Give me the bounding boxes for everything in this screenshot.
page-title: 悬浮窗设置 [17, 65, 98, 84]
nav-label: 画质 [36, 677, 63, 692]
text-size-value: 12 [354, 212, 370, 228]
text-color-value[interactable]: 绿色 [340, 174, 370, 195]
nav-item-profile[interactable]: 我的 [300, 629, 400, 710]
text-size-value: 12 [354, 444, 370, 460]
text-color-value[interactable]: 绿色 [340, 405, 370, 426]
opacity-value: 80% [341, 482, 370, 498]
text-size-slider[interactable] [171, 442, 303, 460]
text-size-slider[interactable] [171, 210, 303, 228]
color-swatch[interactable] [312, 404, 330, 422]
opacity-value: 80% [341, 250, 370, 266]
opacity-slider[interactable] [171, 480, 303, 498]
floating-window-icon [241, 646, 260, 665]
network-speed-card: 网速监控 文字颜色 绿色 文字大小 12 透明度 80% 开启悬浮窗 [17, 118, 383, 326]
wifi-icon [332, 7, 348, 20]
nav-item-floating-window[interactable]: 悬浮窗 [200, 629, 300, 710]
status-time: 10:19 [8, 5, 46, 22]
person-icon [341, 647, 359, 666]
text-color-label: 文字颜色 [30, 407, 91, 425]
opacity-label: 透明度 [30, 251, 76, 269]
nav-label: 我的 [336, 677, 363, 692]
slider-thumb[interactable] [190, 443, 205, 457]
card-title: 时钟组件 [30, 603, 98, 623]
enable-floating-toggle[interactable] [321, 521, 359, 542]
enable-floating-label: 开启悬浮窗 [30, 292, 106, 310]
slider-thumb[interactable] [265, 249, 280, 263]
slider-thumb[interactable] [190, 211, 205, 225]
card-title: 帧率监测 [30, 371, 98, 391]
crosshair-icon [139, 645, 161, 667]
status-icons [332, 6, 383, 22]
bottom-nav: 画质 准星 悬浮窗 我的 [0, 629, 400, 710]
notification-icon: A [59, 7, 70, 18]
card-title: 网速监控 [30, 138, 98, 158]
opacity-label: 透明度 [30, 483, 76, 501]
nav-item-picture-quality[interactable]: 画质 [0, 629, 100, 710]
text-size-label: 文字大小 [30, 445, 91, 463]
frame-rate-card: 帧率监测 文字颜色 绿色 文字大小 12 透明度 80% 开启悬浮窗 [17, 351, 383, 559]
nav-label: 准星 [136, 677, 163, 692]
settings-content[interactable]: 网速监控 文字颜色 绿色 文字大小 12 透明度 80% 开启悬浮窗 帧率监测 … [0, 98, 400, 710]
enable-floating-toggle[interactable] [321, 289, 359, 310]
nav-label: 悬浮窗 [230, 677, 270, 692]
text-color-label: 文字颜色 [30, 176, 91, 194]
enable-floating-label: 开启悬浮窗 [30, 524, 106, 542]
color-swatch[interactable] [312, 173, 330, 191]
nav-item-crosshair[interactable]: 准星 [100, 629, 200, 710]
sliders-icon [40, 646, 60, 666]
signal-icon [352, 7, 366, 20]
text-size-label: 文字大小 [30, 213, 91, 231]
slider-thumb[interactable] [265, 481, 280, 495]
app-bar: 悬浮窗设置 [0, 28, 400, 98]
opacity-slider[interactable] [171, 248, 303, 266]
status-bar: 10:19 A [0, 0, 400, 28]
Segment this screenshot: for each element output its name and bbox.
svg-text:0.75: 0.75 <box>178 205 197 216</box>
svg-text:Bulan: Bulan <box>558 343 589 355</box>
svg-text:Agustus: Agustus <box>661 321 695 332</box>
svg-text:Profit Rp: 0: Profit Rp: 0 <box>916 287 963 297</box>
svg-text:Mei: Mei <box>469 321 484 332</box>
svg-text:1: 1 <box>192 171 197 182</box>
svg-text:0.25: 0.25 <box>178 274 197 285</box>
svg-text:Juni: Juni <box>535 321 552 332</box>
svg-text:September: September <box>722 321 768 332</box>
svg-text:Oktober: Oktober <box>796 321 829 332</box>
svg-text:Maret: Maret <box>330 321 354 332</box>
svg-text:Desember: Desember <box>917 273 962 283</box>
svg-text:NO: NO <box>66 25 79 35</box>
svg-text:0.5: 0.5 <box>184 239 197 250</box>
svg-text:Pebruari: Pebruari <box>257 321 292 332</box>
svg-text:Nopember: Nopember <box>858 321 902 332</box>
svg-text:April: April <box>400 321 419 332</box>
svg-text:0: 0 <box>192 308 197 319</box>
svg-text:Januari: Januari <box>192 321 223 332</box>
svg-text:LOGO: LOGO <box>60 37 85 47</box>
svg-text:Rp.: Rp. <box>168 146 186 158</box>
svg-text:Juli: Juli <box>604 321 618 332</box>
■ ■ ■ ■
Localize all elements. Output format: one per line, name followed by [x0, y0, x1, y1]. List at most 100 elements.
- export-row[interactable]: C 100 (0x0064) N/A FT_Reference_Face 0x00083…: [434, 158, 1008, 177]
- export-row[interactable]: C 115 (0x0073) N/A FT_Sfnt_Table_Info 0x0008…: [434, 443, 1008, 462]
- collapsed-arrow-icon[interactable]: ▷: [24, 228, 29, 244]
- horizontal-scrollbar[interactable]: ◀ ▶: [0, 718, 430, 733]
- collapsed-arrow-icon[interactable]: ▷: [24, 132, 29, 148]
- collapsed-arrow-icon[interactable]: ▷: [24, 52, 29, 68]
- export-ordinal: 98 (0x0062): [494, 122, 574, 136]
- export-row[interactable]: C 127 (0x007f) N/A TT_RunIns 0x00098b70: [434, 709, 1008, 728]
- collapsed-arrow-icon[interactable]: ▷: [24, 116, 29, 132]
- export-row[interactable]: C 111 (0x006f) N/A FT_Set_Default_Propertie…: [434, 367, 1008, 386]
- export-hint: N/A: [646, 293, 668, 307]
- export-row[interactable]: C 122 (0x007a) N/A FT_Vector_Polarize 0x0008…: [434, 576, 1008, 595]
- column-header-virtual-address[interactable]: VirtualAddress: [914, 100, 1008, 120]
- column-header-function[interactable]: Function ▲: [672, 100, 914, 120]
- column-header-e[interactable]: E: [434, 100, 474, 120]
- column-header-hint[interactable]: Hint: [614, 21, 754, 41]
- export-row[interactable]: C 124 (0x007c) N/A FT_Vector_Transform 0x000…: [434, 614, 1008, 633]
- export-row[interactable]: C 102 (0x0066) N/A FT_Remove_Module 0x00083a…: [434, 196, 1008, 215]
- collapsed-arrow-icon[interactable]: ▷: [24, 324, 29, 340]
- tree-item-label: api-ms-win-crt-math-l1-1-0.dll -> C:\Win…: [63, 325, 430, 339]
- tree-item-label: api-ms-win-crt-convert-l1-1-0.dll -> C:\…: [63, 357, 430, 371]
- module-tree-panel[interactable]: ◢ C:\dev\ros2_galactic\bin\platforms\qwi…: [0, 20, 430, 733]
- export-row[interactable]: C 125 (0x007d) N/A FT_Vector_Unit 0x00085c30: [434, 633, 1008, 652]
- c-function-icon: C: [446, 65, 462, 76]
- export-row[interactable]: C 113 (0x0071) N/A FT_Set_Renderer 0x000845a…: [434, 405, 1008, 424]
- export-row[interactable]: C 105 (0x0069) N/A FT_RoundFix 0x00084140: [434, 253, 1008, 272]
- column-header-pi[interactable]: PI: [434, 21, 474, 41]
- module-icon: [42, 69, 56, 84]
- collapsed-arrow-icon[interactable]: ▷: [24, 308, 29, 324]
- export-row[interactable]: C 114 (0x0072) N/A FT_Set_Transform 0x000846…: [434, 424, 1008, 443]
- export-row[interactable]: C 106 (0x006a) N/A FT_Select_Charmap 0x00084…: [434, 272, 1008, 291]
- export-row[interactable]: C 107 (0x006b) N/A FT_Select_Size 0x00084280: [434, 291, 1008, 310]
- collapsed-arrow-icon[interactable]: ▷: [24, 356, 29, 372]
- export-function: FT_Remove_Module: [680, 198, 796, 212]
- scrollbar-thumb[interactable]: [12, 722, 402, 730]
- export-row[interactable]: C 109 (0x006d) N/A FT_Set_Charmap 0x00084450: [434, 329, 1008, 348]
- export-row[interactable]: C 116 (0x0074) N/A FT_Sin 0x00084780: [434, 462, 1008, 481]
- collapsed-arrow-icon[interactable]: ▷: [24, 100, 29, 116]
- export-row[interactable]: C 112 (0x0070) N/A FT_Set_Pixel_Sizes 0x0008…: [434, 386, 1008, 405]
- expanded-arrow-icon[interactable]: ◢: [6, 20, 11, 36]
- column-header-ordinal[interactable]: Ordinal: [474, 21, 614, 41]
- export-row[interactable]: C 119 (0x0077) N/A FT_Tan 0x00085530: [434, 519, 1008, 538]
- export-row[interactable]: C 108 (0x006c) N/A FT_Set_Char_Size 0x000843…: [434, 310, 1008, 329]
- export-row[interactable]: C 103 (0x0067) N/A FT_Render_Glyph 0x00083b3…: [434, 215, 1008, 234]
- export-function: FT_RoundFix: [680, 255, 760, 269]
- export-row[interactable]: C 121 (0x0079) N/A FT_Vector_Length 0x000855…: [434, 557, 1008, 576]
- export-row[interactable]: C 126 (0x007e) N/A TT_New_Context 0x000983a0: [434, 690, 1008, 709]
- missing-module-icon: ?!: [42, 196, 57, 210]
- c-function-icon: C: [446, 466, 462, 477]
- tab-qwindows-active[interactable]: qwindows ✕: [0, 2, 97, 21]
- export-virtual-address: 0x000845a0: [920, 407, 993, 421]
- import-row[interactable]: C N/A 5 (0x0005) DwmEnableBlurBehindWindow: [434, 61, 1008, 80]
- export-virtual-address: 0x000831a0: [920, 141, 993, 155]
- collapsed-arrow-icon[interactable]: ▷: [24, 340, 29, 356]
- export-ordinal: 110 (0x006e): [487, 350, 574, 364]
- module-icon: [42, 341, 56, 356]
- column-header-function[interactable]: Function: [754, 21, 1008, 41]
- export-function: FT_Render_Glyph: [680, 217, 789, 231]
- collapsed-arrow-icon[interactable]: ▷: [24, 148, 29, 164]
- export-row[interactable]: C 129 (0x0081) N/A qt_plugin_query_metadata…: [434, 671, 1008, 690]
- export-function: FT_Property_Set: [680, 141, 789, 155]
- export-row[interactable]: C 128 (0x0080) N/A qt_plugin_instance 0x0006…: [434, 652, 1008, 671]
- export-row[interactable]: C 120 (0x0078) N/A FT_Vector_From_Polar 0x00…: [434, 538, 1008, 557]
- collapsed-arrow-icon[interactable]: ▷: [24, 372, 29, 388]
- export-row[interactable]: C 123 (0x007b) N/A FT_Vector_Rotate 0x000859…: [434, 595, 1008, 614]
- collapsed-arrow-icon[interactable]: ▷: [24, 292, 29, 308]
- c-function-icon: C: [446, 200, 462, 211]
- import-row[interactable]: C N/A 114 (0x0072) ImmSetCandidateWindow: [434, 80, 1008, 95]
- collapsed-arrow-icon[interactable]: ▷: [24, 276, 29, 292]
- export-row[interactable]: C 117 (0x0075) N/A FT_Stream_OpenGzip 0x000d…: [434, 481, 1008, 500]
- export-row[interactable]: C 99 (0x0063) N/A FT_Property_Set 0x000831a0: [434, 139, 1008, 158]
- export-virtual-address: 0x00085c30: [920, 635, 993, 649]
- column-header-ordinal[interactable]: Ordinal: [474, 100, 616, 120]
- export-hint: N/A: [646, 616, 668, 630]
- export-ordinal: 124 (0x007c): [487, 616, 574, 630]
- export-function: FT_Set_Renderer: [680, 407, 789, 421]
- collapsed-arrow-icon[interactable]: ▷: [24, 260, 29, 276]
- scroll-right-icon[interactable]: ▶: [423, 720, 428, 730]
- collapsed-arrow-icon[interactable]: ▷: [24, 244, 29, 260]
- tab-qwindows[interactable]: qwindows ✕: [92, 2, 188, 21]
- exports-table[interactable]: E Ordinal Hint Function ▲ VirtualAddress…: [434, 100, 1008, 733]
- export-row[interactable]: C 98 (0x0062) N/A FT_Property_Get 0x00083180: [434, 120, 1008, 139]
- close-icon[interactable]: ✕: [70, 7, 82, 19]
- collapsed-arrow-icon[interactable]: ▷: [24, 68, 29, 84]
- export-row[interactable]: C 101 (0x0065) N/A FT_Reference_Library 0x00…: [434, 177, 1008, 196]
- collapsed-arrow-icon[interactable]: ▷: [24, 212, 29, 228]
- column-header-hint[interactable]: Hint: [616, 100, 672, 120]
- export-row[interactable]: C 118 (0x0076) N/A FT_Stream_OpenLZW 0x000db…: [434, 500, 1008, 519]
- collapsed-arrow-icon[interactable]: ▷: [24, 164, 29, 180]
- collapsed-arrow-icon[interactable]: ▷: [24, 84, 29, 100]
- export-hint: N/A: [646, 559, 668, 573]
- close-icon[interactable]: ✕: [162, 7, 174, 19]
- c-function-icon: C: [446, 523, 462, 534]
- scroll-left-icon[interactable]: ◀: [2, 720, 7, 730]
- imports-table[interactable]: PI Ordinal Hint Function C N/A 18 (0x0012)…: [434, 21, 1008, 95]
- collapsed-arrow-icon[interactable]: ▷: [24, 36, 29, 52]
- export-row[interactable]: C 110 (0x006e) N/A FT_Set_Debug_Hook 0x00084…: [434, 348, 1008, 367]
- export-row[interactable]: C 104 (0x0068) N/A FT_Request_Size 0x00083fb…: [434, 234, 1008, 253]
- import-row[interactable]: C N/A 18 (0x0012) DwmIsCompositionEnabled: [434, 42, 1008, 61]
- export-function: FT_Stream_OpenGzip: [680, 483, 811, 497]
■ ■ ■ ■
__Objective__: Reproduce the entries verbatim from the line with "Localize all elements." to the line with "- tree-item-label: api-ms-win-crt-convert-l1-1-0.dll", both included.

__Exercise result__:
Localize all elements. Output format: one per line, name followed by [x0, y0, x1, y1]. List at most 100 elements.
- export-row[interactable]: C 100 (0x0064) N/A FT_Reference_Face 0x00083…: [434, 158, 1008, 177]
- export-row[interactable]: C 115 (0x0073) N/A FT_Sfnt_Table_Info 0x0008…: [434, 443, 1008, 462]
- collapsed-arrow-icon[interactable]: ▷: [24, 228, 29, 244]
- horizontal-scrollbar[interactable]: ◀ ▶: [0, 718, 430, 733]
- collapsed-arrow-icon[interactable]: ▷: [24, 132, 29, 148]
- collapsed-arrow-icon[interactable]: ▷: [24, 52, 29, 68]
- export-ordinal: 98 (0x0062): [494, 122, 574, 136]
- export-row[interactable]: C 127 (0x007f) N/A TT_RunIns 0x00098b70: [434, 709, 1008, 728]
- collapsed-arrow-icon[interactable]: ▷: [24, 116, 29, 132]
- export-row[interactable]: C 111 (0x006f) N/A FT_Set_Default_Propertie…: [434, 367, 1008, 386]
- export-hint: N/A: [646, 293, 668, 307]
- export-row[interactable]: C 122 (0x007a) N/A FT_Vector_Polarize 0x0008…: [434, 576, 1008, 595]
- column-header-virtual-address[interactable]: VirtualAddress: [914, 100, 1008, 120]
- column-header-function[interactable]: Function ▲: [672, 100, 914, 120]
- column-header-e[interactable]: E: [434, 100, 474, 120]
- column-header-hint[interactable]: Hint: [614, 21, 754, 41]
- export-row[interactable]: C 124 (0x007c) N/A FT_Vector_Transform 0x000…: [434, 614, 1008, 633]
- export-row[interactable]: C 102 (0x0066) N/A FT_Remove_Module 0x00083a…: [434, 196, 1008, 215]
- collapsed-arrow-icon[interactable]: ▷: [24, 324, 29, 340]
- tree-item-label: api-ms-win-crt-math-l1-1-0.dll -> C:\Win…: [63, 325, 430, 339]
- tree-item-label: api-ms-win-crt-convert-l1-1-0.dll -> C:\…: [63, 357, 430, 371]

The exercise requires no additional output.